* **YOUR TASK**: This exercise calls for duplicating every entry below exactly, without the images.

(Document page data)
- - -

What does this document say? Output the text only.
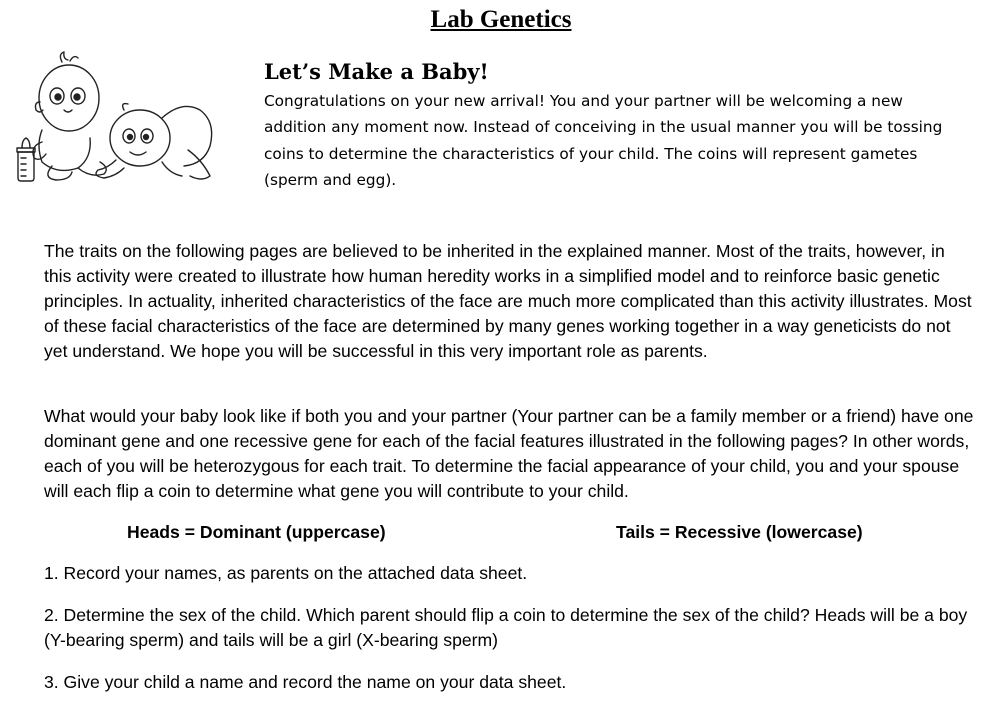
Lab Genetics
Let’s Make a Baby!

Congratulations on your new arrival! You and your partner will be welcoming a new addition any moment now. Instead of conceiving in the usual manner you will be tossing coins to determine the characteristics of your child. The coins will represent gametes (sperm and egg).

The traits on the following pages are believed to be inherited in the explained manner. Most of the traits, however, in this activity were created to illustrate how human heredity works in a simplified model and to reinforce basic genetic principles. In actuality, inherited characteristics of the face are much more complicated than this activity illustrates. Most of these facial characteristics of the face are determined by many genes working together in a way geneticists do not yet understand. We hope you will be successful in this very important role as parents.

What would your baby look like if both you and your partner (Your partner can be a family member or a friend) have one dominant gene and one recessive gene for each of the facial features illustrated in the following pages? In other words, each of you will be heterozygous for each trait. To determine the facial appearance of your child, you and your spouse will each flip a coin to determine what gene you will contribute to your child.

Heads = Dominant (uppercase)	Tails = Recessive (lowercase)

1. Record your names, as parents on the attached data sheet.

2. Determine the sex of the child. Which parent should flip a coin to determine the sex of the child? Heads will be a boy (Y-bearing sperm) and tails will be a girl (X-bearing sperm)

3. Give your child a name and record the name on your data sheet.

- - -

* **REPLY TO THE TASK**:
What does this document say? Output the text only.
Lab Genetics
Let’s Make a Baby!

Congratulations on your new arrival! You and your partner will be welcoming a new addition any moment now. Instead of conceiving in the usual manner you will be tossing coins to determine the characteristics of your child. The coins will represent gametes (sperm and egg).

The traits on the following pages are believed to be inherited in the explained manner. Most of the traits, however, in this activity were created to illustrate how human heredity works in a simplified model and to reinforce basic genetic principles. In actuality, inherited characteristics of the face are much more complicated than this activity illustrates. Most of these facial characteristics of the face are determined by many genes working together in a way geneticists do not yet understand. We hope you will be successful in this very important role as parents.

What would your baby look like if both you and your partner (Your partner can be a family member or a friend) have one dominant gene and one recessive gene for each of the facial features illustrated in the following pages? In other words, each of you will be heterozygous for each trait. To determine the facial appearance of your child, you and your spouse will each flip a coin to determine what gene you will contribute to your child.

Heads = Dominant (uppercase)	Tails = Recessive (lowercase)

1. Record your names, as parents on the attached data sheet.

2. Determine the sex of the child. Which parent should flip a coin to determine the sex of the child? Heads will be a boy (Y-bearing sperm) and tails will be a girl (X-bearing sperm)

3. Give your child a name and record the name on your data sheet.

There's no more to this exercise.